Directions: Collect each line containing "first".

Data shown:
##############################

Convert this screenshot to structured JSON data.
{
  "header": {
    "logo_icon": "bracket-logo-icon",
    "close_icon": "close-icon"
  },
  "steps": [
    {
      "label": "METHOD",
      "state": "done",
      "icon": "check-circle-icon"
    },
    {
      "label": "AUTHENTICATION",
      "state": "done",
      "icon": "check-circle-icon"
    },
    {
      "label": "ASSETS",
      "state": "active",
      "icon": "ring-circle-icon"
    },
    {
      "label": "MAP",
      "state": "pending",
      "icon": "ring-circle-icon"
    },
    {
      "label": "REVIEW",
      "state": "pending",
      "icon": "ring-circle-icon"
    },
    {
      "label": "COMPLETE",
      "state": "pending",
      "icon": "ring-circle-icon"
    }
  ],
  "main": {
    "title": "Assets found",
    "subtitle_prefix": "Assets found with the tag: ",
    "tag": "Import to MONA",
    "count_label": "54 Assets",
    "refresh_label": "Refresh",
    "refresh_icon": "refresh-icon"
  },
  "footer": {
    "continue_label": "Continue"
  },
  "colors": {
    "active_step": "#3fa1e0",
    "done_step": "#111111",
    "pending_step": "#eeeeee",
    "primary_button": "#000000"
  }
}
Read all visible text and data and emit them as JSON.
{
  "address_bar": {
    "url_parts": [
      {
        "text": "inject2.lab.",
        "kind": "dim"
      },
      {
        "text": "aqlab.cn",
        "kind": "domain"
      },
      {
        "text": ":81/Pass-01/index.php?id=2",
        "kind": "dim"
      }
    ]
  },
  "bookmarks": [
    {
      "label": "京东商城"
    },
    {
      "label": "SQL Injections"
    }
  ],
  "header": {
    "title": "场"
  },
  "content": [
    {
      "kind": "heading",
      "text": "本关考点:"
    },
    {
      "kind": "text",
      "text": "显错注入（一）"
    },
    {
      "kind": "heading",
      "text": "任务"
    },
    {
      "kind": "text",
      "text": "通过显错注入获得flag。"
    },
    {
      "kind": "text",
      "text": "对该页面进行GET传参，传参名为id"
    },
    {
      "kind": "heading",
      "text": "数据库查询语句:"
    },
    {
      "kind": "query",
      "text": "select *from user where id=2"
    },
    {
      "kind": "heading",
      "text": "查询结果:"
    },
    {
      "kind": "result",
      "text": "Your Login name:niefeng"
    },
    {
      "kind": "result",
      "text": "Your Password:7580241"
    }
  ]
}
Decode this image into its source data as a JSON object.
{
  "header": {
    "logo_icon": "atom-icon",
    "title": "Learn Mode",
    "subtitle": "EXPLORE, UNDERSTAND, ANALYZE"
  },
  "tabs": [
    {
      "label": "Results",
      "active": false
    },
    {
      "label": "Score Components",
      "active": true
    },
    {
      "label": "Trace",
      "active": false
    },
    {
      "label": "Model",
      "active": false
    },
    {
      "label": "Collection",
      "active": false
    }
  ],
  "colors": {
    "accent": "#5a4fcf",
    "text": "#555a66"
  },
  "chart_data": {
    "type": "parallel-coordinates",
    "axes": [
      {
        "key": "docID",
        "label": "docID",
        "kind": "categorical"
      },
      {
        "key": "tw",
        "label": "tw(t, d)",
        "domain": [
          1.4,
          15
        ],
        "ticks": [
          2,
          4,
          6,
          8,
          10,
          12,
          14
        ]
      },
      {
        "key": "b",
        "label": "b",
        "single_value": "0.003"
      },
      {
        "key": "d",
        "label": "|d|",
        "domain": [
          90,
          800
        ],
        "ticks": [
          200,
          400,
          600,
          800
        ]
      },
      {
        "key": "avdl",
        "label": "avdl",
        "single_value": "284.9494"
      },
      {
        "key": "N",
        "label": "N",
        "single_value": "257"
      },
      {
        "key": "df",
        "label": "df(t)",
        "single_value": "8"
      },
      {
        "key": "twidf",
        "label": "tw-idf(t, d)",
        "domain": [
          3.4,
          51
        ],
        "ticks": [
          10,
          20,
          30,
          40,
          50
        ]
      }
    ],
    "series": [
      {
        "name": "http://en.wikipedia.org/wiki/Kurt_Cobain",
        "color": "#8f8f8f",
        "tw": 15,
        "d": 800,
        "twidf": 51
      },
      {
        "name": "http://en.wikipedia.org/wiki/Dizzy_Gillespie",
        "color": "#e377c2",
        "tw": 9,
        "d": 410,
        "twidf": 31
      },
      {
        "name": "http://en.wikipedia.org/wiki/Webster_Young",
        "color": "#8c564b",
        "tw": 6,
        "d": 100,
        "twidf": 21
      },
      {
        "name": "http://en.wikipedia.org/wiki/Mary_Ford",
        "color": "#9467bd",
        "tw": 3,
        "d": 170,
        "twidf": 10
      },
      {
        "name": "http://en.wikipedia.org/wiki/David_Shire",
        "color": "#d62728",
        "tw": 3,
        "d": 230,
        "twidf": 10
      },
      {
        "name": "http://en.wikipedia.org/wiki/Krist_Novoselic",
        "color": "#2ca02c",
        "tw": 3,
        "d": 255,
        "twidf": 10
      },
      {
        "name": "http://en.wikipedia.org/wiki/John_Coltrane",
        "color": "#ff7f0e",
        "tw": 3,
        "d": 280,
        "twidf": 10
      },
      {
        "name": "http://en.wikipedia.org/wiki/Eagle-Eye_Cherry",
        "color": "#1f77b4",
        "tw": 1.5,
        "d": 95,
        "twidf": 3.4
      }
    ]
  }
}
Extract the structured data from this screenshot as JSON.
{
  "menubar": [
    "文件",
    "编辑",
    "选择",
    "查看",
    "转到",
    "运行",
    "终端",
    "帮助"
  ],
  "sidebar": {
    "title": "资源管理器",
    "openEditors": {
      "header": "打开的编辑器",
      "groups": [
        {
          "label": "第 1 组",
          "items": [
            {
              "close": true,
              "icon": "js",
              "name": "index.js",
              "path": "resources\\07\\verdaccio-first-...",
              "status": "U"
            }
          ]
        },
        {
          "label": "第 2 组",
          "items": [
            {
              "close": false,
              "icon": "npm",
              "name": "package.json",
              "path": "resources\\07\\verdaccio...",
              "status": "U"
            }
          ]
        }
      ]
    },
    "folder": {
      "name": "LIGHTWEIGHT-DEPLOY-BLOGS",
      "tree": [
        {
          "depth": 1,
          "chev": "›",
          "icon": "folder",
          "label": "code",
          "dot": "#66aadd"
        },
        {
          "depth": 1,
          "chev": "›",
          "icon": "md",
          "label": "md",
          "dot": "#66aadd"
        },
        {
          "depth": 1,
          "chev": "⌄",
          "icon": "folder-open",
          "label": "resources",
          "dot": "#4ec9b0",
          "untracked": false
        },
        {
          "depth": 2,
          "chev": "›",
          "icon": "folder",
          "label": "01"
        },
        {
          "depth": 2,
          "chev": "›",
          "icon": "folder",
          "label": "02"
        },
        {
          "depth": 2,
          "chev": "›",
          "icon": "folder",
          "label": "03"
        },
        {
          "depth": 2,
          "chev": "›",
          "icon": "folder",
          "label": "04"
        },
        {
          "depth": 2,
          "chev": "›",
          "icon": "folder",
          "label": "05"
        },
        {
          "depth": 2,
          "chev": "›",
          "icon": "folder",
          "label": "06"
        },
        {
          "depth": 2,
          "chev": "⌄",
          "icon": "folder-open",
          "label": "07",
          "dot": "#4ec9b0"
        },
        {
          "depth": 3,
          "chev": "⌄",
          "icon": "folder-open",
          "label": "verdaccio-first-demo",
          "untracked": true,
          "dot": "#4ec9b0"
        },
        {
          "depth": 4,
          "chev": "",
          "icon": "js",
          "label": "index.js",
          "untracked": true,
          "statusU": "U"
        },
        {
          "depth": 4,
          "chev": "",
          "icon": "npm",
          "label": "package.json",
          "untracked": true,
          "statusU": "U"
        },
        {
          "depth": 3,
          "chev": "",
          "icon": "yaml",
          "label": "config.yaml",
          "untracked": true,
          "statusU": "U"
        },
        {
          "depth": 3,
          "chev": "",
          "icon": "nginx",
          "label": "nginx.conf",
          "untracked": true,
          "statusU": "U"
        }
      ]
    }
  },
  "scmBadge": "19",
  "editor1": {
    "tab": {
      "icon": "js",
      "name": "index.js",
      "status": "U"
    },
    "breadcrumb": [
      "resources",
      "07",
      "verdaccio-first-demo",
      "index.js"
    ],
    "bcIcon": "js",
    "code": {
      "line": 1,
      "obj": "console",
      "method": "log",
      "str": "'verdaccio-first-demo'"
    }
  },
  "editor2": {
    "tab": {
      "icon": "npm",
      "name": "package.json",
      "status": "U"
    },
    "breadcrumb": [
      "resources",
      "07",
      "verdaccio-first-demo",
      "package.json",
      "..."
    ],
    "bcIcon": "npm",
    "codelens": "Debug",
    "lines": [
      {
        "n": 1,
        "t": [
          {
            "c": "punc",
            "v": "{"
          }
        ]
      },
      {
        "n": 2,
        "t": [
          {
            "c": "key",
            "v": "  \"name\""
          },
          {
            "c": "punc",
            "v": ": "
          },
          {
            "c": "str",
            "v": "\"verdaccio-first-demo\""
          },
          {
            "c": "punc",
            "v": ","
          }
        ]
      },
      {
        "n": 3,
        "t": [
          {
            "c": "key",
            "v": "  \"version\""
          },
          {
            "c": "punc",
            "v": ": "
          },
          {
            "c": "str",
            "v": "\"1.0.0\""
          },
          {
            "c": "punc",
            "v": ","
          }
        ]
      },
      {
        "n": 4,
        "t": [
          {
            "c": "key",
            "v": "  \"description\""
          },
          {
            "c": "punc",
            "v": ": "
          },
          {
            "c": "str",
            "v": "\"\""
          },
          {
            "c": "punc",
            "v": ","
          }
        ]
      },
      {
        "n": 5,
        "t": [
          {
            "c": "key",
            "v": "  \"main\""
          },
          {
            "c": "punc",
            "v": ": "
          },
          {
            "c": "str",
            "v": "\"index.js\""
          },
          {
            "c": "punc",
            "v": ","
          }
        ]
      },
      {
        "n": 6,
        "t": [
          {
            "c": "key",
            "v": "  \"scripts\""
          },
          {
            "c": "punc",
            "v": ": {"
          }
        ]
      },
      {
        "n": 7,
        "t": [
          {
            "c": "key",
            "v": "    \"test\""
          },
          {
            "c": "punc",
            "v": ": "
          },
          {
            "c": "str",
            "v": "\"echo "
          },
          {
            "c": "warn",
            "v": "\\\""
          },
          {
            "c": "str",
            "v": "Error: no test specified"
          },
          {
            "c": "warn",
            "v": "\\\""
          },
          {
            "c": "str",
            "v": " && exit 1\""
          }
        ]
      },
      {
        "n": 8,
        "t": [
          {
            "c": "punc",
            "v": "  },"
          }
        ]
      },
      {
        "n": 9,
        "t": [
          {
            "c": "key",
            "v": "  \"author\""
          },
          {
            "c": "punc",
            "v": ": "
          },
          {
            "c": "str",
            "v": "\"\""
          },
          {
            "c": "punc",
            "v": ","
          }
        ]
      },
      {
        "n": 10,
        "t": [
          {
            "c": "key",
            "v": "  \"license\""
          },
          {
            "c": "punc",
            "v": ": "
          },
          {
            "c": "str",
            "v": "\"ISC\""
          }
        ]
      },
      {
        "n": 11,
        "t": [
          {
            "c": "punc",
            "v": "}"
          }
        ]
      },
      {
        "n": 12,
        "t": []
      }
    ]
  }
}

##############################

Output of the task:
              "path": "resources\\07\\verdaccio-first-...",
          "label": "verdaccio-first-demo",
      "verdaccio-first-demo",
      "str": "'verdaccio-first-demo'"
      "verdaccio-first-demo",
            "v": "\"verdaccio-first-demo\""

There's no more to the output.